*** Opening Input for this task ***

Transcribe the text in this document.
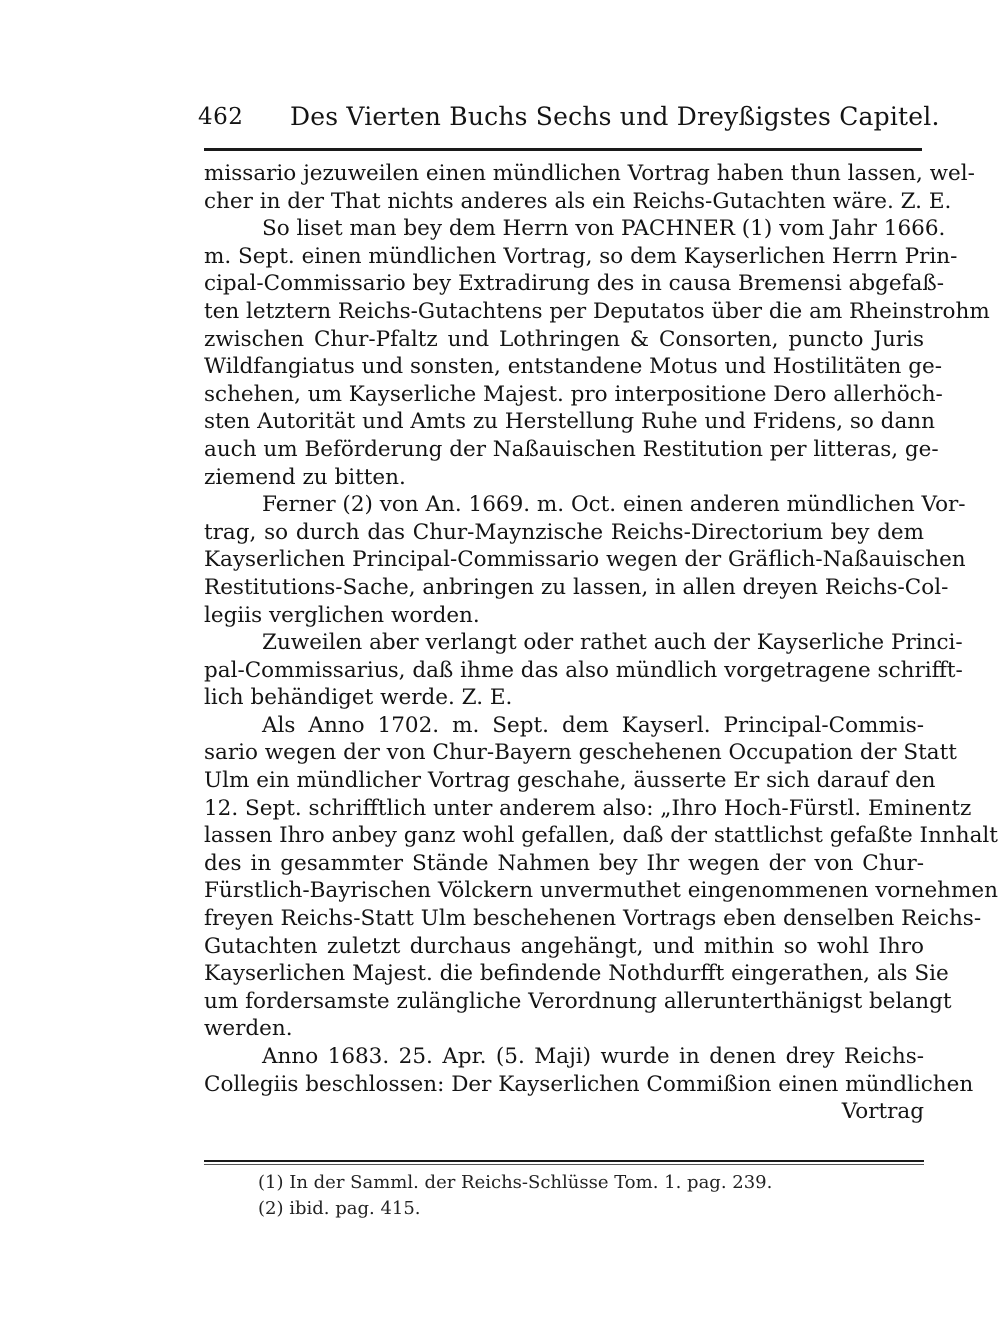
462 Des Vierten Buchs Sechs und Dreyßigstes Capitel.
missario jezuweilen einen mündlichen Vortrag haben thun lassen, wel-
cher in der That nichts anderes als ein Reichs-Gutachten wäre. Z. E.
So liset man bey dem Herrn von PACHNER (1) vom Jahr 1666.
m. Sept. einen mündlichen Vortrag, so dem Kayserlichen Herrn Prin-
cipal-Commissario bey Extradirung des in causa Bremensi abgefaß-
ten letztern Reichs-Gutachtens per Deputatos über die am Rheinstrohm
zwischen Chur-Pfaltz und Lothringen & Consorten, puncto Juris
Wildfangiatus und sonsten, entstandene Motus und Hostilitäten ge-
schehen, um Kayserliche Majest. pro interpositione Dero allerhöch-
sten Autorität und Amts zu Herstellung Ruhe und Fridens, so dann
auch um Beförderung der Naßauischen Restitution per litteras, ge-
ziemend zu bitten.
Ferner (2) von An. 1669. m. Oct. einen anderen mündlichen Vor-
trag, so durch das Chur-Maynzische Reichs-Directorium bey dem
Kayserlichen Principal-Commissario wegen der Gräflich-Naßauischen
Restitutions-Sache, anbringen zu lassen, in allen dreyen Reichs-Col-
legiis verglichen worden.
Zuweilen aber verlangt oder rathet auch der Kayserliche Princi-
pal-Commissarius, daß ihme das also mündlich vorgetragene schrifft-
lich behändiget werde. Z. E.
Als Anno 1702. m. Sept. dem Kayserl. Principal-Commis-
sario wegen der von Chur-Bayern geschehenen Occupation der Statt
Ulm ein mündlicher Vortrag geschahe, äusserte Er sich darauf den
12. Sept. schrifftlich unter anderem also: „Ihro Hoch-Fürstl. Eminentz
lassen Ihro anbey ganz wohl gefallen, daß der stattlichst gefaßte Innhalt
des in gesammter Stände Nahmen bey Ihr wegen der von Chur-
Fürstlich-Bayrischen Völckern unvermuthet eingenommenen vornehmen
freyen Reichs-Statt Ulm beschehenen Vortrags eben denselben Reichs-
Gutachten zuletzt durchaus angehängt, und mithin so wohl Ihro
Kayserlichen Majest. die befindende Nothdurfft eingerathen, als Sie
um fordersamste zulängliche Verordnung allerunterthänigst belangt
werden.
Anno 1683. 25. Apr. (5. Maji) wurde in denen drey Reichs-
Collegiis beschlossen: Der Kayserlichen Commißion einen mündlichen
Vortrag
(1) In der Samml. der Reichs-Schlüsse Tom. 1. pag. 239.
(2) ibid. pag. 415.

*** Closing Input for this task ***
*** Opening Input for this task ***

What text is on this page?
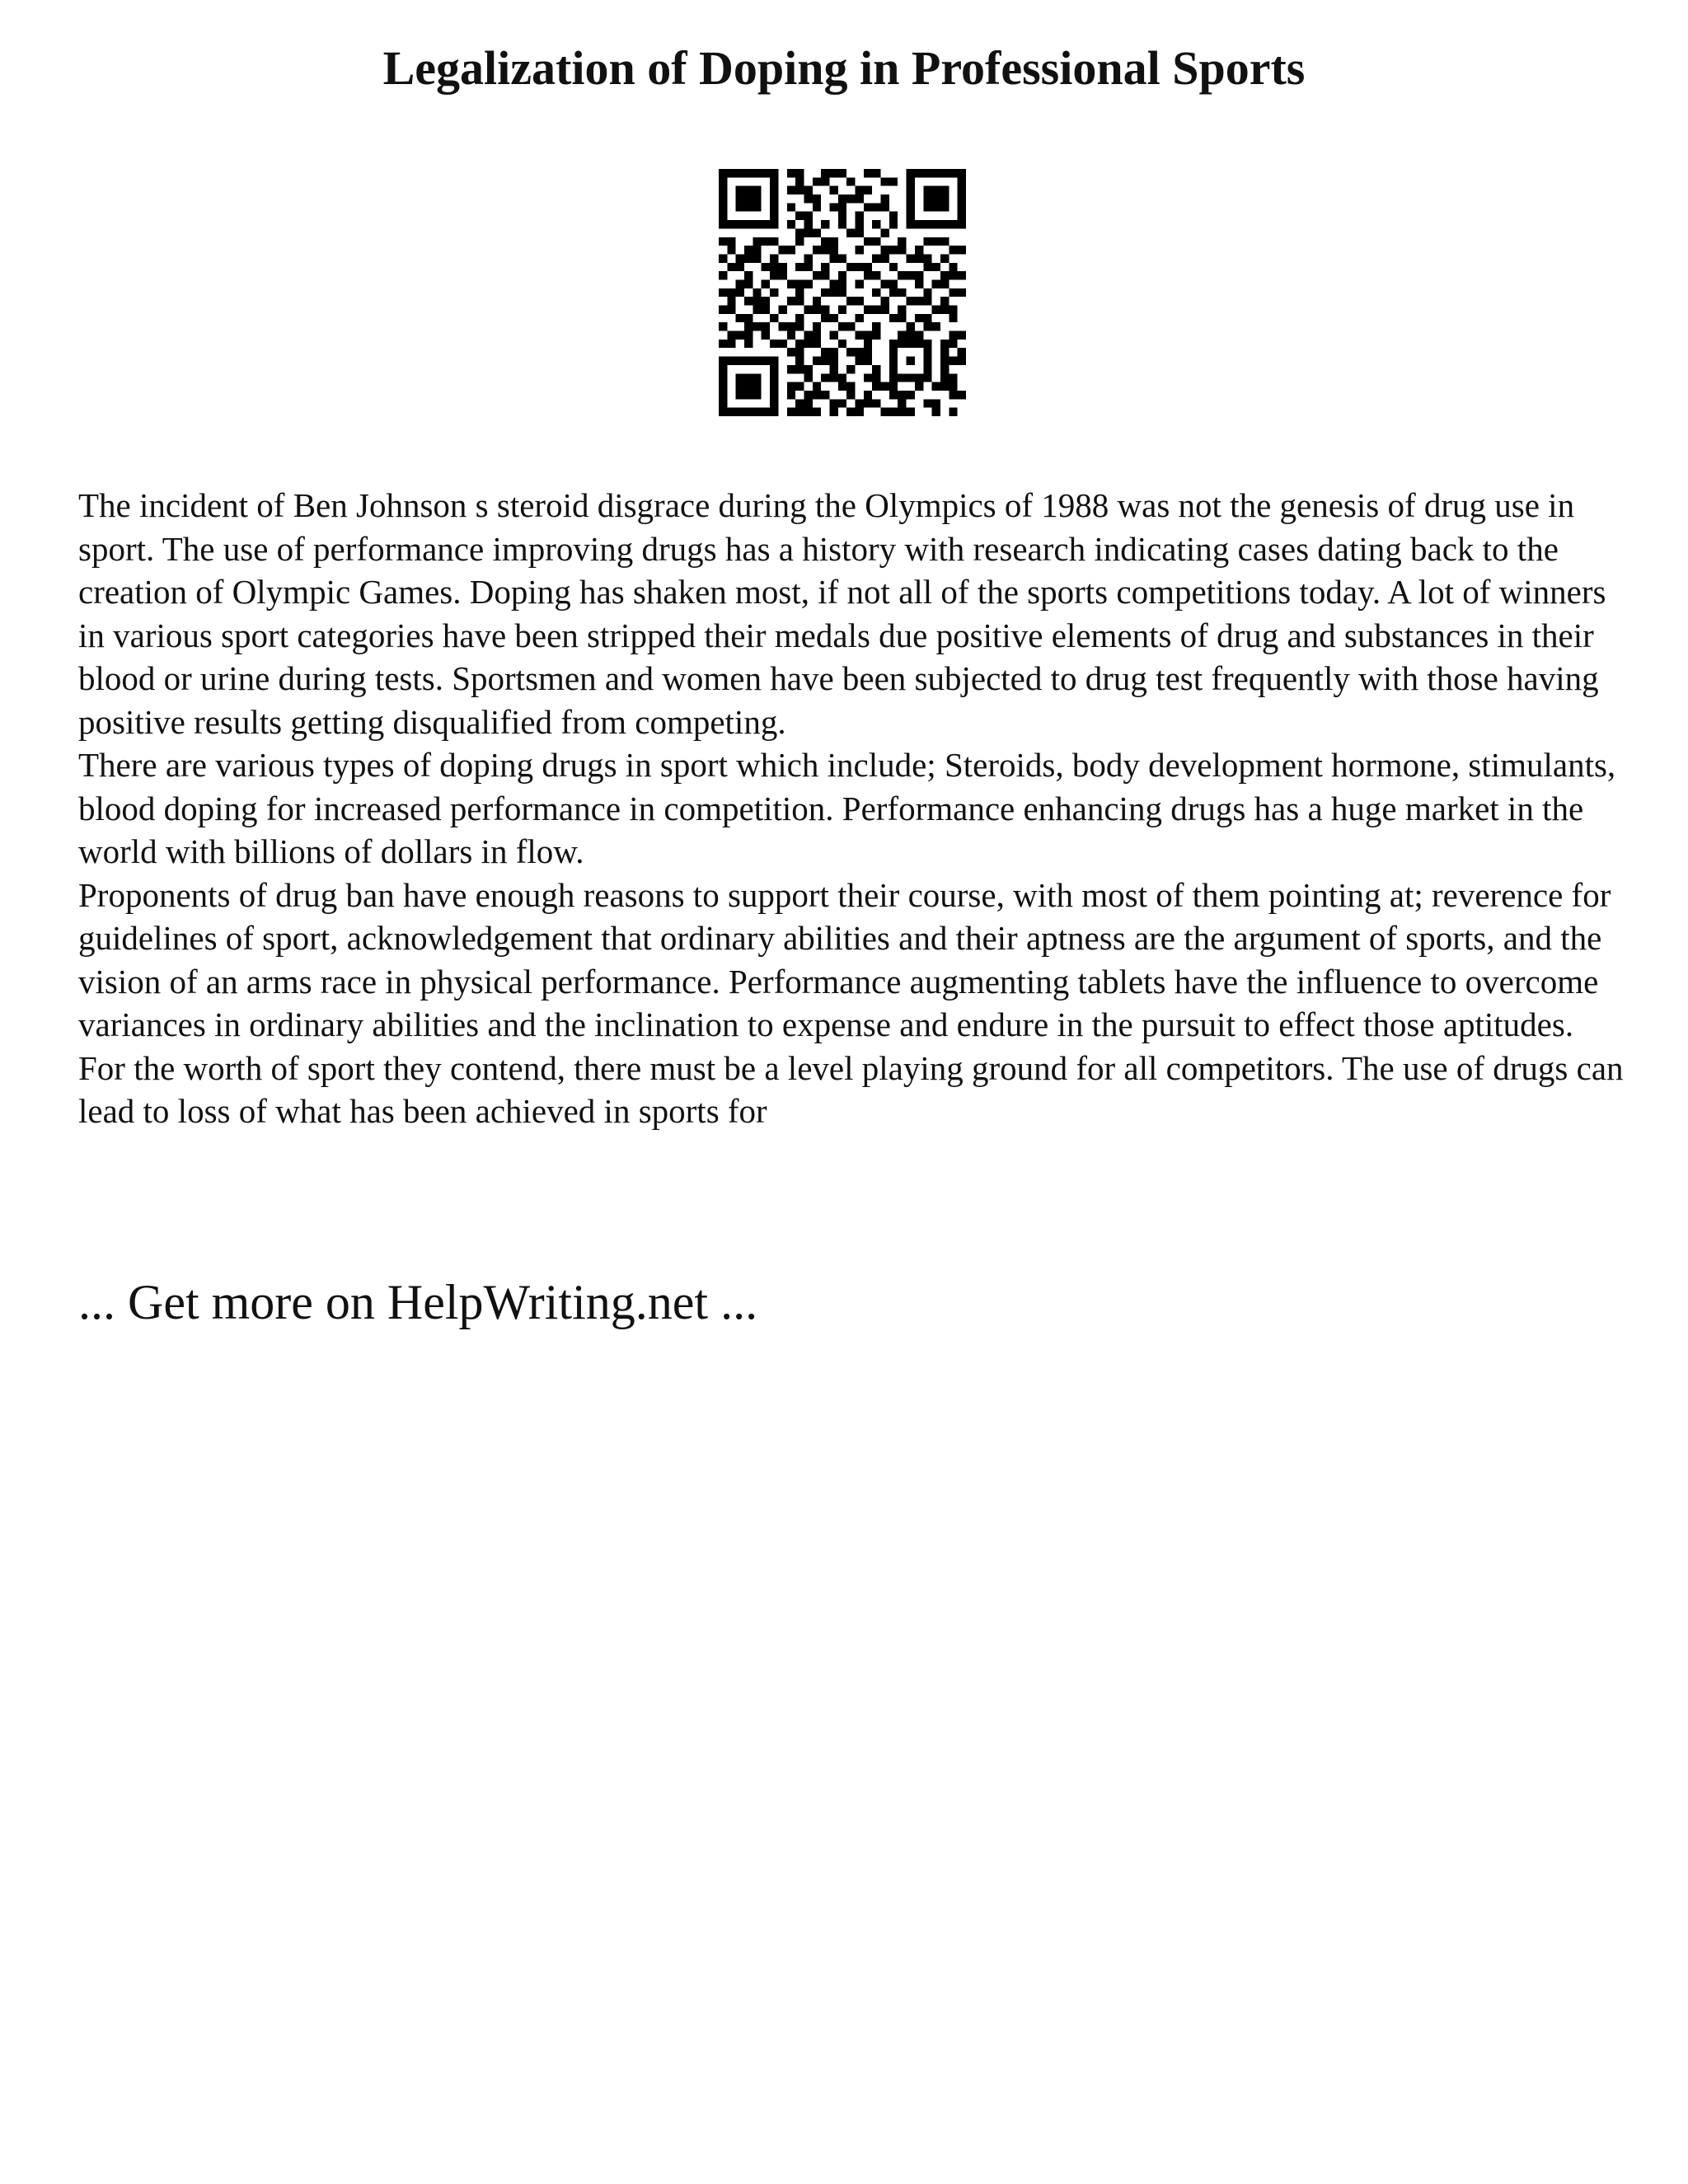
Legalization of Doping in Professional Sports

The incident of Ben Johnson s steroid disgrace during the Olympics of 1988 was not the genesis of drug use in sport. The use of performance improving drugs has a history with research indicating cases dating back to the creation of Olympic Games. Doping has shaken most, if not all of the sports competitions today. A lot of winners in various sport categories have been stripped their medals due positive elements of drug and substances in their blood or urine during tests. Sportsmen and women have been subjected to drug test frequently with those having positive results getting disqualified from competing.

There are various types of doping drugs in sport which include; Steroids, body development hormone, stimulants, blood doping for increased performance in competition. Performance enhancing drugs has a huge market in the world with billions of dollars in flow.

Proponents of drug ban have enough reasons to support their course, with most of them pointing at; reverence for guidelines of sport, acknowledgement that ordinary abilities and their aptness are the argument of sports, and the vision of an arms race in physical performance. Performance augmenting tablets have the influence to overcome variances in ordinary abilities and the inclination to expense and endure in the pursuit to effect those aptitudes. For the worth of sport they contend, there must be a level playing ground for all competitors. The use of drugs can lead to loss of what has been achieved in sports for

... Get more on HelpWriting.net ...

*** Closing Input for this task ***
*** Opening Input for this task ***

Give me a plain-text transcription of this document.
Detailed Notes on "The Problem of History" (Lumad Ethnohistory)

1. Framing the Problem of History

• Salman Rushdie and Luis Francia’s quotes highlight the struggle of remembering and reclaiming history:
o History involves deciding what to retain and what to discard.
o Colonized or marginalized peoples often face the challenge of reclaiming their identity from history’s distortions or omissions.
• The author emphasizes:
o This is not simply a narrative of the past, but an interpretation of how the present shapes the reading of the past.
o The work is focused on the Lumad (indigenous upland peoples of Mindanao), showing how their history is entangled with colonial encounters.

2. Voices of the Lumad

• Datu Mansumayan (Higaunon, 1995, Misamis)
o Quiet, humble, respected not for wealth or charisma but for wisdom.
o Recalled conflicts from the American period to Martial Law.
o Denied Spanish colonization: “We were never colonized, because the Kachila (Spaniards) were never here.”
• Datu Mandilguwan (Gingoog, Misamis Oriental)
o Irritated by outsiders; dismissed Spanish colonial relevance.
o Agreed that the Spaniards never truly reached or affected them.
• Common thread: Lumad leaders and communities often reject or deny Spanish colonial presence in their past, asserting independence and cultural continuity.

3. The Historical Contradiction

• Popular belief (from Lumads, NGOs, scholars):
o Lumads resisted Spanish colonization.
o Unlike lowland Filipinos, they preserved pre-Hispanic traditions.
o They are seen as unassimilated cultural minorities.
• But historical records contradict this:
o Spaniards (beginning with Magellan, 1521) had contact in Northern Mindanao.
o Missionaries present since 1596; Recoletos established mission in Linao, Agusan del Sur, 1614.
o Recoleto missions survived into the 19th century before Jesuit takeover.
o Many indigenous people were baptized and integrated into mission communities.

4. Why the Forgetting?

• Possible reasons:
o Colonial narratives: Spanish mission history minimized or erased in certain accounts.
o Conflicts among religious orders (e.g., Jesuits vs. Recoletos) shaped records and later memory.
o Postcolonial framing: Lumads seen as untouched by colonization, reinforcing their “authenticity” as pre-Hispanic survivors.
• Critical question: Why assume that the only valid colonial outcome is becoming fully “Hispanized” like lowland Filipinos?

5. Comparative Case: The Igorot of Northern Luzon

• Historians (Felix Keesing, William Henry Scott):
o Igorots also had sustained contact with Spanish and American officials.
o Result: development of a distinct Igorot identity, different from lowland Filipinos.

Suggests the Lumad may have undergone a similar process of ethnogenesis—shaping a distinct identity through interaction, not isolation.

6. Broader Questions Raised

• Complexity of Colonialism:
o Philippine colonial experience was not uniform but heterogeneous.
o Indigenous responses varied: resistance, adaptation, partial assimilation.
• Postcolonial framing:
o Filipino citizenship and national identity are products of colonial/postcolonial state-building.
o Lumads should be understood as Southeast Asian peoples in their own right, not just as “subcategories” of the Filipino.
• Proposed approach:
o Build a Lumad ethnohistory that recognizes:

*** Closing Input for this task ***

Task requirements — Scan the data above and copy each line containing the word "lassen".

Answer area —
missario jezuweilen einen mündlichen Vortrag haben thun lassen, wel-
Restitutions-Sache, anbringen zu lassen, in allen dreyen Reichs-Col-
lassen Ihro anbey ganz wohl gefallen, daß der stattlichst gefaßte Innhalt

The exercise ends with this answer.